**WHAT YOU NEED TO DO**
Switch "bounding box" to "enclosing rectangle" throughout the listing below and give its lines back otherwise unchanged, leaving out the pictures.

+++ RECORDS +++

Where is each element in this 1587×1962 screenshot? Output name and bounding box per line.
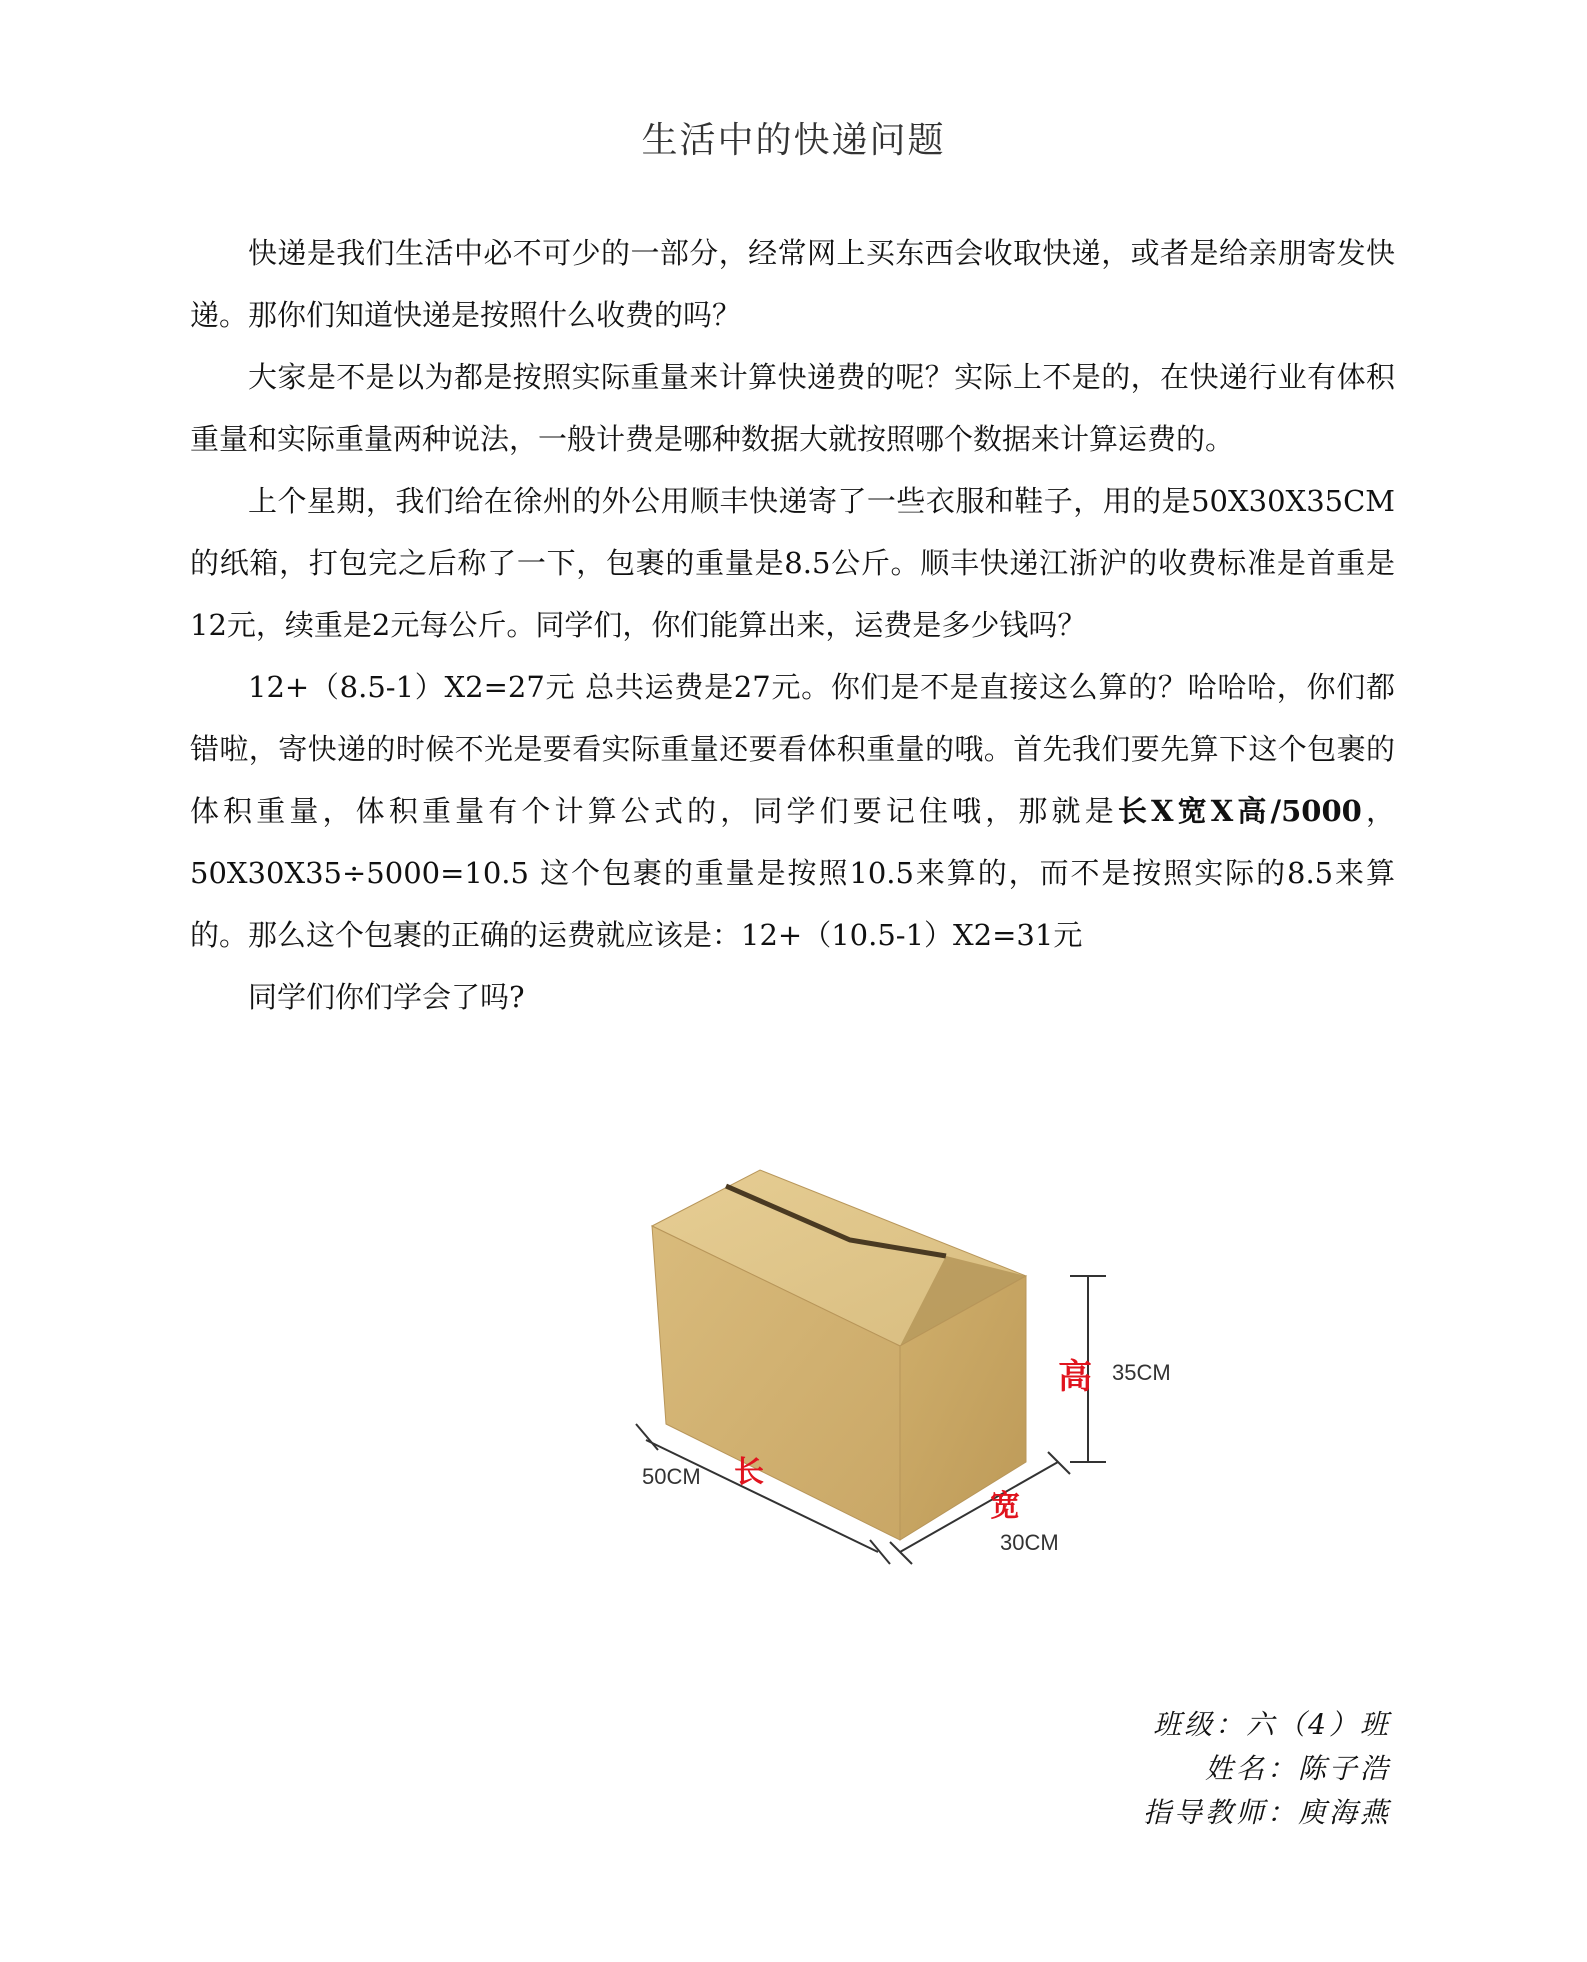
width-value: 30CM <box>1000 1530 1059 1555</box>
height-value: 35CM <box>1112 1360 1171 1385</box>
name-line: 姓名：陈子浩 <box>1204 1752 1391 1785</box>
teacher-line: 指导教师：庾海燕 <box>1142 1796 1391 1829</box>
author-info <box>1143 1703 1391 1835</box>
width-tick-left <box>890 1542 912 1564</box>
volume-formula: 长X宽X高/5000 <box>1117 794 1362 828</box>
paragraph-4-part-b: ，50X30X35÷5000=10.5 这个包裹的重量是按照10.5来算的，而不是按照实际的8.5来算的。那么这个包裹的正确的运费就应该是：12+（10.5-1）X2=31元 <box>190 794 1395 952</box>
width-tick-right <box>1048 1452 1070 1474</box>
paragraph-4 <box>190 656 1395 966</box>
page-title: 生活中的快递问题 <box>641 120 946 161</box>
length-tick-right <box>870 1540 890 1564</box>
class-line: 班级：六（4）班 <box>1153 1708 1391 1741</box>
paragraph-2: 大家是不是以为都是按照实际重量来计算快递费的呢？实际上不是的，在快递行业有体积重量和实际重量两种说法，一般计费是哪种数据大就按照哪个数据来计算运费的。 <box>190 360 1395 456</box>
cardboard-box-illustration <box>600 1150 1240 1570</box>
paragraph-3: 上个星期，我们给在徐州的外公用顺丰快递寄了一些衣服和鞋子，用的是50X30X35CM的纸箱，打包完之后称了一下，包裹的重量是8.5公斤。顺丰快递江浙沪的收费标准是首重是12元，续重是2元每公斤。同学们，你们能算出来，运费是多少钱吗？ <box>190 484 1395 642</box>
paragraph-1: 快递是我们生活中必不可少的一部分，经常网上买东西会收取快递，或者是给亲朋寄发快递。那你们知道快递是按照什么收费的吗？ <box>190 236 1395 332</box>
width-char: 宽 <box>990 1489 1020 1524</box>
paragraph-4-part-a: 12+（8.5-1）X2=27元 总共运费是27元。你们是不是直接这么算的？哈哈哈，你们都错啦，寄快递的时候不光是要看实际重量还要看体积重量的哦。首先我们要先算下这个包裹的体积重量，体积重量有个计算公式的，同学们要记住哦，那就是 <box>190 670 1395 828</box>
length-char: 长 <box>734 1455 764 1490</box>
length-tick-left <box>636 1424 658 1450</box>
length-value: 50CM <box>642 1464 701 1489</box>
paragraph-5: 同学们你们学会了吗? <box>248 980 525 1014</box>
height-char: 高 <box>1058 1357 1092 1397</box>
article-body <box>190 222 1395 1028</box>
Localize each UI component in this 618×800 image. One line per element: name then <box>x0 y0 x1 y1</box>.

+++

**EXERCISE ANSWER**
Where is each element in this 1587×1962 screenshot? Output name and enclosing rectangle per line.
width-value: 30CM <box>1000 1530 1059 1555</box>
height-value: 35CM <box>1112 1360 1171 1385</box>
name-line: 姓名：陈子浩 <box>1204 1752 1391 1785</box>
teacher-line: 指导教师：庾海燕 <box>1142 1796 1391 1829</box>
author-info <box>1143 1703 1391 1835</box>
width-tick-left <box>890 1542 912 1564</box>
volume-formula: 长X宽X高/5000 <box>1117 794 1362 828</box>
paragraph-4-part-b: ，50X30X35÷5000=10.5 这个包裹的重量是按照10.5来算的，而不是按照实际的8.5来算的。那么这个包裹的正确的运费就应该是：12+（10.5-1）X2=31元 <box>190 794 1395 952</box>
width-tick-right <box>1048 1452 1070 1474</box>
paragraph-4 <box>190 656 1395 966</box>
page-title: 生活中的快递问题 <box>641 120 946 161</box>
length-tick-right <box>870 1540 890 1564</box>
class-line: 班级：六（4）班 <box>1153 1708 1391 1741</box>
paragraph-2: 大家是不是以为都是按照实际重量来计算快递费的呢？实际上不是的，在快递行业有体积重量和实际重量两种说法，一般计费是哪种数据大就按照哪个数据来计算运费的。 <box>190 360 1395 456</box>
cardboard-box-illustration <box>600 1150 1240 1570</box>
paragraph-3: 上个星期，我们给在徐州的外公用顺丰快递寄了一些衣服和鞋子，用的是50X30X35CM的纸箱，打包完之后称了一下，包裹的重量是8.5公斤。顺丰快递江浙沪的收费标准是首重是12元，续重是2元每公斤。同学们，你们能算出来，运费是多少钱吗？ <box>190 484 1395 642</box>
paragraph-1: 快递是我们生活中必不可少的一部分，经常网上买东西会收取快递，或者是给亲朋寄发快递。那你们知道快递是按照什么收费的吗？ <box>190 236 1395 332</box>
width-char: 宽 <box>990 1489 1020 1524</box>
paragraph-4-part-a: 12+（8.5-1）X2=27元 总共运费是27元。你们是不是直接这么算的？哈哈哈，你们都错啦，寄快递的时候不光是要看实际重量还要看体积重量的哦。首先我们要先算下这个包裹的体积重量，体积重量有个计算公式的，同学们要记住哦，那就是 <box>190 670 1395 828</box>
length-char: 长 <box>734 1455 764 1490</box>
length-tick-left <box>636 1424 658 1450</box>
length-value: 50CM <box>642 1464 701 1489</box>
paragraph-5: 同学们你们学会了吗? <box>248 980 525 1014</box>
height-char: 高 <box>1058 1357 1092 1397</box>
article-body <box>190 222 1395 1028</box>
Localize each UI component in this 618×800 image. One line per element: name then <box>x0 y0 x1 y1</box>.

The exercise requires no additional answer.